> [SET OF TASKS]
**a.** Please condense the paragraph of the email redirector description that begins "Normally, to block spam" into a short bulleted list that keeps its main facts.
**b.** Write the next paragraph of the email redirector description, following on from its final sentence.

> [DOCUMENT TEXT]

The Email Redirector is a program that is used in conjunction with an MTA, such as sendmail, to redirect all outbound mail messages, passing through the MTA, through a particular username on an ISP's mail gateway. Its principal use is to permit a site that is blocked from connecting to the regular SMTP port at the ISP (due to ISP paranoia about spammers), to send mail through the normal SMTP channels.
Using the redirector, members of your local network can send mail to the MTA on a local machine. The local MTA can relay through a single account on the ISP's mail gateway. Thus, the redirector transparently circumvents most typical relaying problems while still playing by the ISP's rules for relaying mail via SMTP.
Normally, to block spam, most ISPs have a list of valid IP addresses from which they are willing to relay outbound mail. All other IP addresses are blocked from relaying outbound mail through the ISP. This allows statically connected sites to send mail through their ISP but prevents spammers from using the ISP as a spam gateway.
For those sites which employ a dynamic connection to their ISP, outbound mail is usually sent under specific usernames. This works well for Joe User, with a desktop machine, who logs in to the ISP directly. However, for a site that has multiple users networked together and which wants to send outbound mail via a local version of sendmail, this presents a problem. There are good reasons for wanting to do this, by the way, not the least of which is that mail amongst the local users need never leave the safety of the local network.
The redirector is inserted into the flow of outbound mail that the MTA sends to the external gateway. It takes all of the mail and sends it under a single username on the ISP's mail gateway. As far as the ISP is concerned, the mail is being sent by a single user. As far as the users of the local network are concerned, the local MTA is working as ususal.
An additional wrinkle is that, since SMTP didn't originally support passwords, many ISPs implemented a kludge that allowed them to verify the username/password of a sender, after a fashion (see poprelayd). In order for a user to send outbound mail via SMTP, the ISP requires a POP login within a short period of time prior to the invocation of SMTP. The IP address of the POP (which uses password validation) requestor is saved in a short-time database. A subsequent SMTP request is validated against the saved IP address, thereby faking password validation for SMTP.
The redirector will perform a login and simple handshake with the ISP's POP server, immediately before sending any messages via SMTP, thereby setting the IP address in their database and meeting the requirement for SMTP use. What can we say? Its a kludge, albeit a pretty common one. It should work fine. However, given that this login and handshaking is not cheap and could be superflous, it is only done if you request it.

> [INFORMATION SUPPLIED]
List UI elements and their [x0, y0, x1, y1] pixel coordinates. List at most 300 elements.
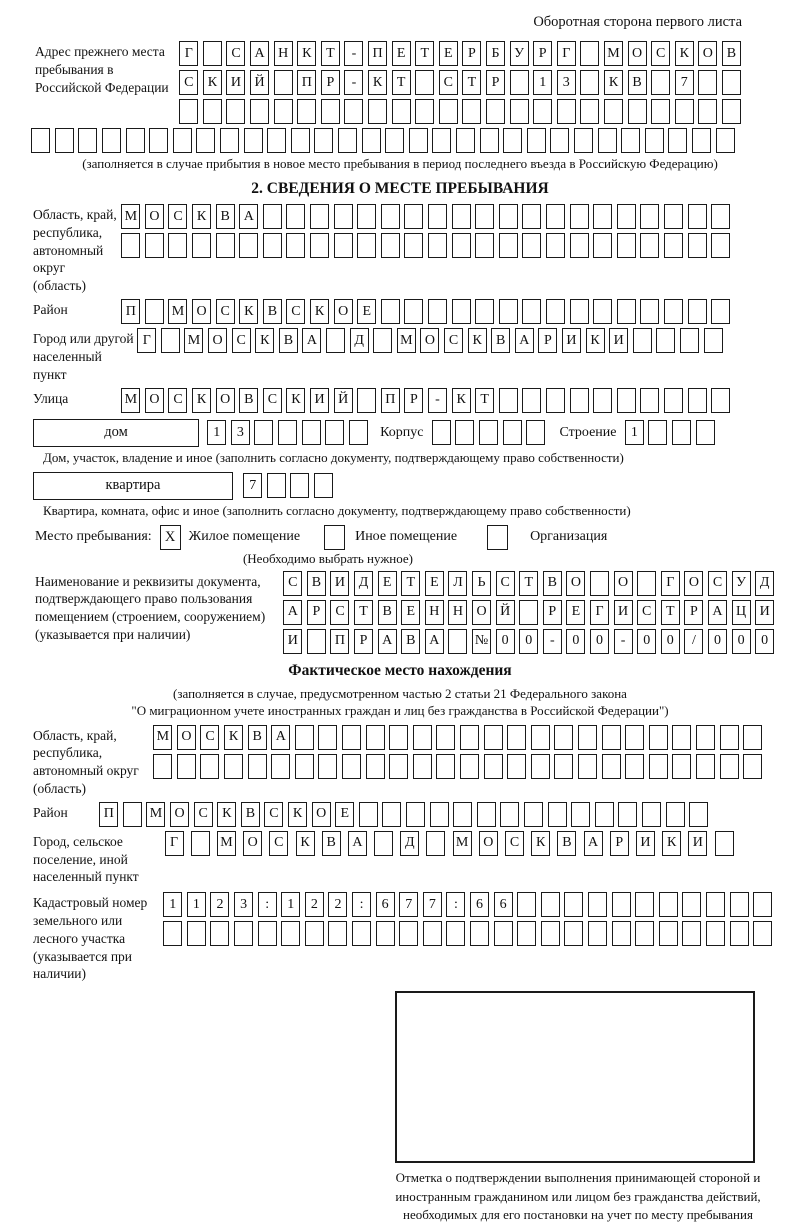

> [TASK RESULTS]
**a.**
- To block spam, most ISPs keep a list of valid IP addresses from which they will relay outbound mail.
- All other IP addresses are blocked from relaying outbound mail through the ISP.
- Statically connected sites can therefore send mail through their ISP, while spammers cannot use it as a spam gateway.

**b.**
A word about timing is in order, at this point. Many ISPs, who've implemented poprelayd, have done so by running a job that does a tail of the system log, looking for successful POP logins, followed by an update of the poprelayd database. This causes a slight delay between when the mail client logs in and when they can legitimately send outbound mail. Normally, this is not a problem because humans are slow. However, the redirector is so fast that it may get rejected, despite having logged in correctly, because the ISP's poprelayd hasn't caught up yet. This being the case, a small timing delay can be inserted into the flow, by the redirector, to allow poprelayd to catch up.
The proper way to do authentication was eventually implemented through ESMTP's "AUTH" verb extension. The use of the "AUTH" verb, and the various authorization mechanisms employed by it for authentication, is also supported by the redirector.
The most desirable (i.e. supposedly most secure) form of authorization is selected by the redirector, based on what the remote SMTP server has on offer. Both AUTH PLAIN and AUTH LOGIN are supported directly by the redirctor.
In addition, AUTH CRAM-MD5 is supported if the Digest::HMAC and Digest::MD5 Perl modules are installed from CPAN. On many Linux systems, these modules are already installed as part of the basic Perl installation so AUTH CRAM-MD5 usually works automatically.
In order for AUTH DIGEST-MD5 and AUTH GSSAPI to be supported, the Authen::SASL Perl module from CPAN must be installed. This, in turn, requires that one of the SASL libraries be installed, with our preference being the Cyrus library. Usually, this library is available as an OS package while, as we noted above, the Perl module is available from CPAN, so the installation of the required module and library is a trivial matter, thereby making support for all of the popular AUTH mechanisms quite straightforward.
Note that the redirector script will degrade gracefully and use only the Perl modules that it can find, to support the most desirable AUTH mechanism possible. If a module is missing, it won't stop the redirector from working. It will simply use a less desirable method. Thus, you can choose what level of security you wish to authenticate at, depending on how much effort you wish to put into the installation.
With the advent of Spam becoming a major problem, many ISPs began to block connections to port 25 (either for all outbound traffic or only for traffic bound out of their network). Solutions to this kind of port blocking include running SMTP on a non-traditional port (e.g. 2525, a.k.a. The Cleopatra port) or using the RFC-defined, submit port (587) which does more rigorous user verification.
Whatever the reason for this blocking of port 25, you may need to specify an alternate port for SMTP, in which case this can easily be done by appending the port number to any remote hostname supplied, in the usual fashion, by separating it with a ':'. In this manner, non-traditional SMTP ports are easily utilized.